EXERCISE REQUIREMENTS >> Set the listing down again exactly, please, apart from its pictures.

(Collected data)
========================================

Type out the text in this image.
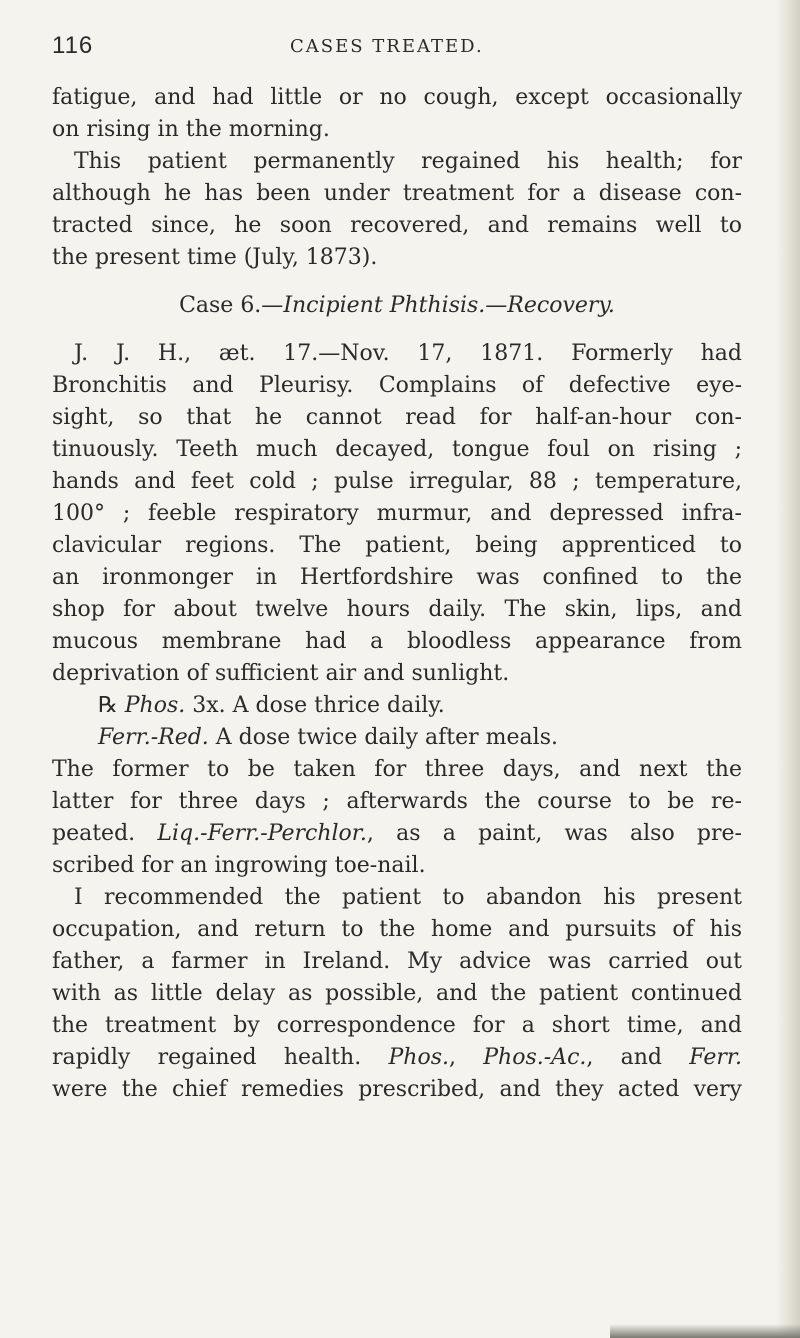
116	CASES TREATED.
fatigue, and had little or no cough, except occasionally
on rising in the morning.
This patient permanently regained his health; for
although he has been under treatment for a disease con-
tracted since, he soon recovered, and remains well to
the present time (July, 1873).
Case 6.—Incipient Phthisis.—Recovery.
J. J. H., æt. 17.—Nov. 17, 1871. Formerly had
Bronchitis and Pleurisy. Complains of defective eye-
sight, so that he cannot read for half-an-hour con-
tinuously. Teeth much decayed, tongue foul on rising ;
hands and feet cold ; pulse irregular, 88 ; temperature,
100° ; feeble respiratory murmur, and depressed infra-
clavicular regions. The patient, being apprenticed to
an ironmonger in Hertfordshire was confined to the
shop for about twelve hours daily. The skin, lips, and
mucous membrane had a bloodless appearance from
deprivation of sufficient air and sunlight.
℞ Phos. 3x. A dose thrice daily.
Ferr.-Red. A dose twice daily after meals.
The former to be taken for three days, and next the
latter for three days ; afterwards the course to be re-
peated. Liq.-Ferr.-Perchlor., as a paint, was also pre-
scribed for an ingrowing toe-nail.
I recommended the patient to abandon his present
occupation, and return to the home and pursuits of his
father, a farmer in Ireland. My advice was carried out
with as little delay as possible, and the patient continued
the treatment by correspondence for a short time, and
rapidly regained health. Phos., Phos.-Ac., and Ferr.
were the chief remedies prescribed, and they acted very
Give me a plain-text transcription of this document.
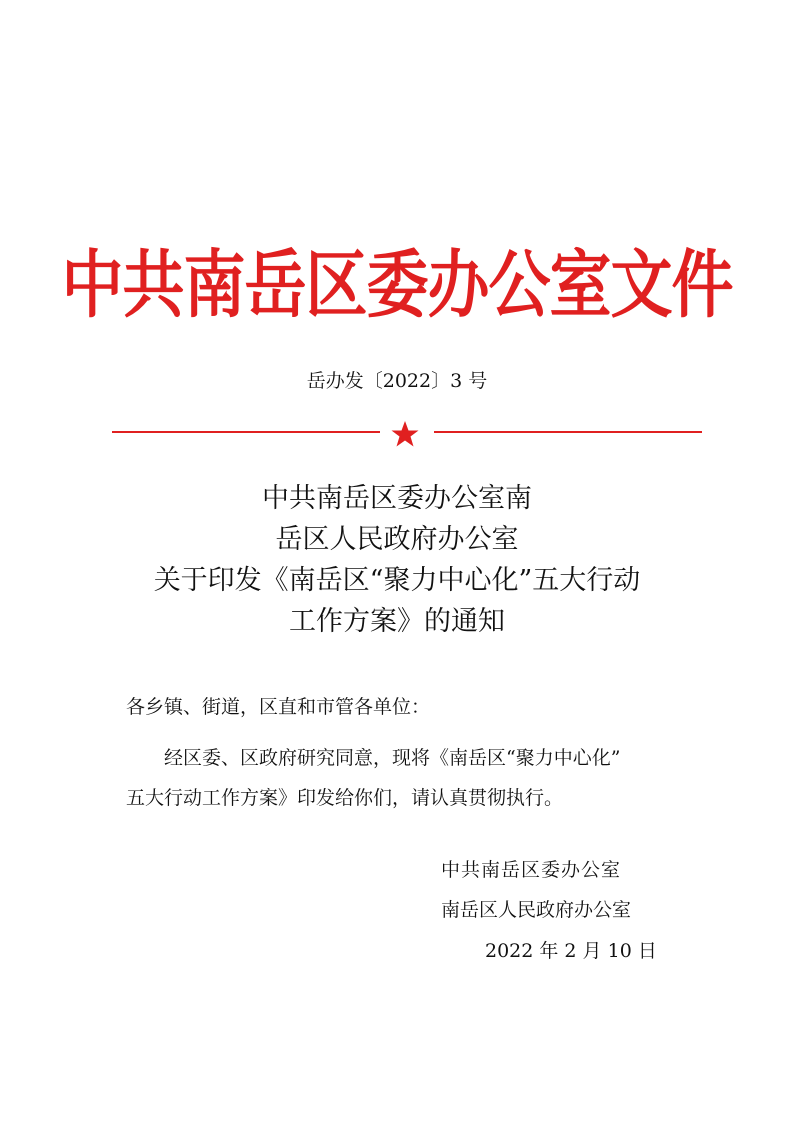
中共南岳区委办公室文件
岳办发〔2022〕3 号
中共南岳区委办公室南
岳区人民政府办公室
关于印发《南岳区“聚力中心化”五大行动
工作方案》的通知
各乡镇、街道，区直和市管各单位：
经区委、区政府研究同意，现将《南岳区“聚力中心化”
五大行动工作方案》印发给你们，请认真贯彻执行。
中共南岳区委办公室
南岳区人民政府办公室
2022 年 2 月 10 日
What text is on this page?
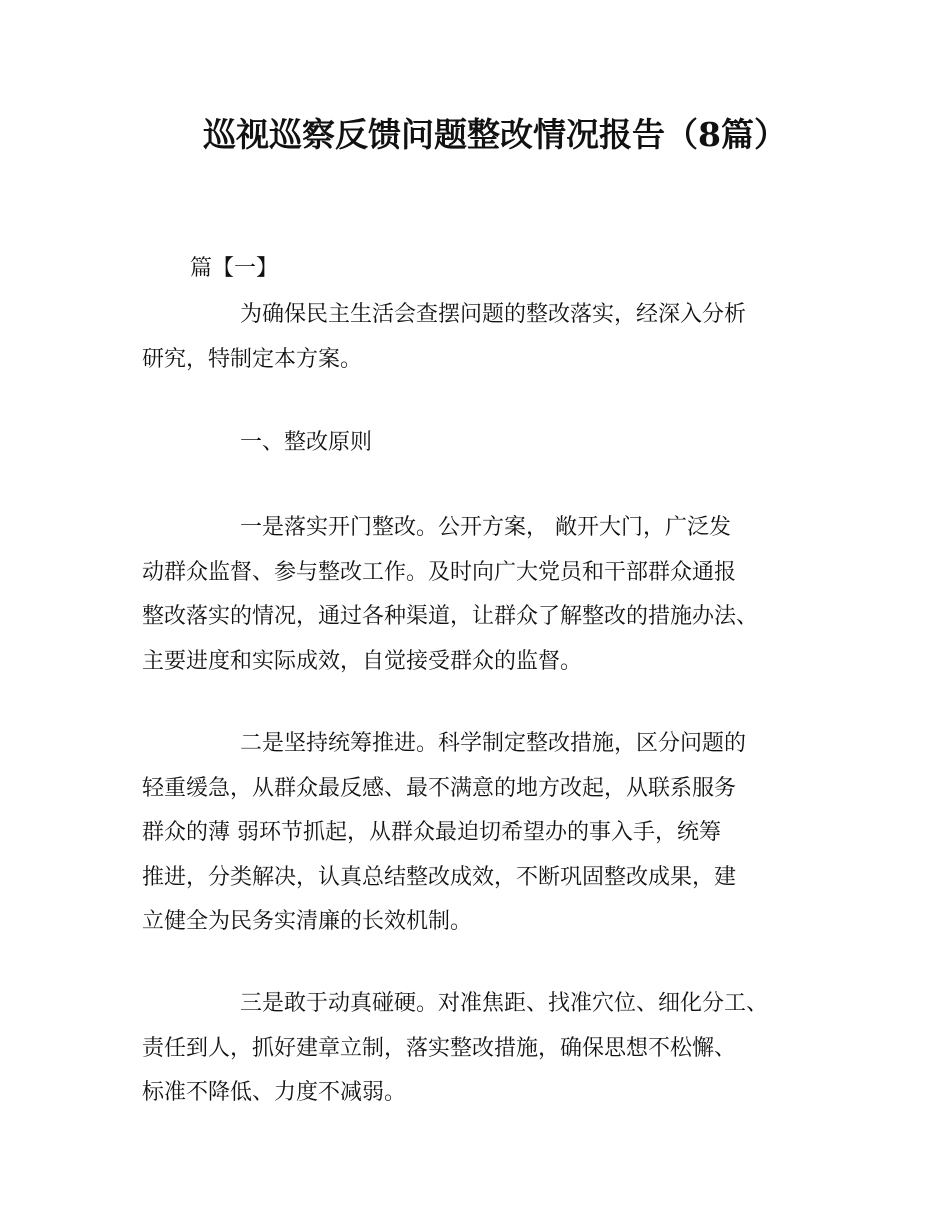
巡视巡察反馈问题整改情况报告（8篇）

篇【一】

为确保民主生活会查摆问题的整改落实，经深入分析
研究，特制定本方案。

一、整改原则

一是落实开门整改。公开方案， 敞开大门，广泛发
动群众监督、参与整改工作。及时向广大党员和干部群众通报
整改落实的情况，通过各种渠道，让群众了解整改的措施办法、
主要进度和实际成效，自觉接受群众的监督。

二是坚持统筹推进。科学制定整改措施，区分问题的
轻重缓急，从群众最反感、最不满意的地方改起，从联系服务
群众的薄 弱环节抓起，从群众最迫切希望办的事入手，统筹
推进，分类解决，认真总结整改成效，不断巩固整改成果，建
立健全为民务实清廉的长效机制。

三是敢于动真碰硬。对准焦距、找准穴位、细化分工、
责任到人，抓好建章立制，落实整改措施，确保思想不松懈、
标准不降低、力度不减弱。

========================================

REPLY >>
Type out the text in this image.
116	CASES TREATED.
fatigue, and had little or no cough, except occasionally
on rising in the morning.
This patient permanently regained his health; for
although he has been under treatment for a disease con-
tracted since, he soon recovered, and remains well to
the present time (July, 1873).
Case 6.—Incipient Phthisis.—Recovery.
J. J. H., æt. 17.—Nov. 17, 1871. Formerly had
Bronchitis and Pleurisy. Complains of defective eye-
sight, so that he cannot read for half-an-hour con-
tinuously. Teeth much decayed, tongue foul on rising ;
hands and feet cold ; pulse irregular, 88 ; temperature,
100° ; feeble respiratory murmur, and depressed infra-
clavicular regions. The patient, being apprenticed to
an ironmonger in Hertfordshire was confined to the
shop for about twelve hours daily. The skin, lips, and
mucous membrane had a bloodless appearance from
deprivation of sufficient air and sunlight.
℞ Phos. 3x. A dose thrice daily.
Ferr.-Red. A dose twice daily after meals.
The former to be taken for three days, and next the
latter for three days ; afterwards the course to be re-
peated. Liq.-Ferr.-Perchlor., as a paint, was also pre-
scribed for an ingrowing toe-nail.
I recommended the patient to abandon his present
occupation, and return to the home and pursuits of his
father, a farmer in Ireland. My advice was carried out
with as little delay as possible, and the patient continued
the treatment by correspondence for a short time, and
rapidly regained health. Phos., Phos.-Ac., and Ferr.
were the chief remedies prescribed, and they acted very
Give me a plain-text transcription of this document.
中共南岳区委办公室文件
岳办发〔2022〕3 号
中共南岳区委办公室南
岳区人民政府办公室
关于印发《南岳区“聚力中心化”五大行动
工作方案》的通知
各乡镇、街道，区直和市管各单位：
经区委、区政府研究同意，现将《南岳区“聚力中心化”
五大行动工作方案》印发给你们，请认真贯彻执行。
中共南岳区委办公室
南岳区人民政府办公室
2022 年 2 月 10 日
What text is on this page?
巡视巡察反馈问题整改情况报告（8篇）

篇【一】

为确保民主生活会查摆问题的整改落实，经深入分析
研究，特制定本方案。

一、整改原则

一是落实开门整改。公开方案， 敞开大门，广泛发
动群众监督、参与整改工作。及时向广大党员和干部群众通报
整改落实的情况，通过各种渠道，让群众了解整改的措施办法、
主要进度和实际成效，自觉接受群众的监督。

二是坚持统筹推进。科学制定整改措施，区分问题的
轻重缓急，从群众最反感、最不满意的地方改起，从联系服务
群众的薄 弱环节抓起，从群众最迫切希望办的事入手，统筹
推进，分类解决，认真总结整改成效，不断巩固整改成果，建
立健全为民务实清廉的长效机制。

三是敢于动真碰硬。对准焦距、找准穴位、细化分工、
责任到人，抓好建章立制，落实整改措施，确保思想不松懈、
标准不降低、力度不减弱。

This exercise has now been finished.